Dataset entries:

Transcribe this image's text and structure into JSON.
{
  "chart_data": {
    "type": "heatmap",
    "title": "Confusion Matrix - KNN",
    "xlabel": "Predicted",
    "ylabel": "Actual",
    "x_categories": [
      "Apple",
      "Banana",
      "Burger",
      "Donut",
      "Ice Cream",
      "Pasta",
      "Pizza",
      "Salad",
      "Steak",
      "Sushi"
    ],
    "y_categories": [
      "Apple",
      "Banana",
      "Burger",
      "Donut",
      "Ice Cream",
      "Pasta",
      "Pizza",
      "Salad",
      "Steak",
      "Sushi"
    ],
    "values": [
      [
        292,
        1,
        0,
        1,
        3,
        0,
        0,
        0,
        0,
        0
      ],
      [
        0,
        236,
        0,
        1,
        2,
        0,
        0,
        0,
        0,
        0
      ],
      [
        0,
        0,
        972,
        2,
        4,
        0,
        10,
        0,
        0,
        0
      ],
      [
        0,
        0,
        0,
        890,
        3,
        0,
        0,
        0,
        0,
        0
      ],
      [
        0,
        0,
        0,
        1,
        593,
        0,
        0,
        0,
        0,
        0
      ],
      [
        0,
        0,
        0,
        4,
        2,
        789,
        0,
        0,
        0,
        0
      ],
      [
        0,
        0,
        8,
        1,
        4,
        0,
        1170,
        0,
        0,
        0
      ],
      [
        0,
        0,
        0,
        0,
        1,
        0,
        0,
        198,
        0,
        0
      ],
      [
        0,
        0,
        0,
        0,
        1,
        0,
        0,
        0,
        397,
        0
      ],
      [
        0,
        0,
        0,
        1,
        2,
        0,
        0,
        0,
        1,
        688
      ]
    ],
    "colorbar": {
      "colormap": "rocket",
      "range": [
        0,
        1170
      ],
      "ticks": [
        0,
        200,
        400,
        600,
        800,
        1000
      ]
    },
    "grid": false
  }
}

Brief
Your task is to transcribe the material exactly.

Response to the exercise
Transcribe this image's text and structure into JSON.
{
  "chart_data": {
    "type": "heatmap",
    "title": "Confusion Matrix - KNN",
    "xlabel": "Predicted",
    "ylabel": "Actual",
    "x_categories": [
      "Apple",
      "Banana",
      "Burger",
      "Donut",
      "Ice Cream",
      "Pasta",
      "Pizza",
      "Salad",
      "Steak",
      "Sushi"
    ],
    "y_categories": [
      "Apple",
      "Banana",
      "Burger",
      "Donut",
      "Ice Cream",
      "Pasta",
      "Pizza",
      "Salad",
      "Steak",
      "Sushi"
    ],
    "values": [
      [
        292,
        1,
        0,
        1,
        3,
        0,
        0,
        0,
        0,
        0
      ],
      [
        0,
        236,
        0,
        1,
        2,
        0,
        0,
        0,
        0,
        0
      ],
      [
        0,
        0,
        972,
        2,
        4,
        0,
        10,
        0,
        0,
        0
      ],
      [
        0,
        0,
        0,
        890,
        3,
        0,
        0,
        0,
        0,
        0
      ],
      [
        0,
        0,
        0,
        1,
        593,
        0,
        0,
        0,
        0,
        0
      ],
      [
        0,
        0,
        0,
        4,
        2,
        789,
        0,
        0,
        0,
        0
      ],
      [
        0,
        0,
        8,
        1,
        4,
        0,
        1170,
        0,
        0,
        0
      ],
      [
        0,
        0,
        0,
        0,
        1,
        0,
        0,
        198,
        0,
        0
      ],
      [
        0,
        0,
        0,
        0,
        1,
        0,
        0,
        0,
        397,
        0
      ],
      [
        0,
        0,
        0,
        1,
        2,
        0,
        0,
        0,
        1,
        688
      ]
    ],
    "colorbar": {
      "colormap": "rocket",
      "range": [
        0,
        1170
      ],
      "ticks": [
        0,
        200,
        400,
        600,
        800,
        1000
      ]
    },
    "grid": false
  }
}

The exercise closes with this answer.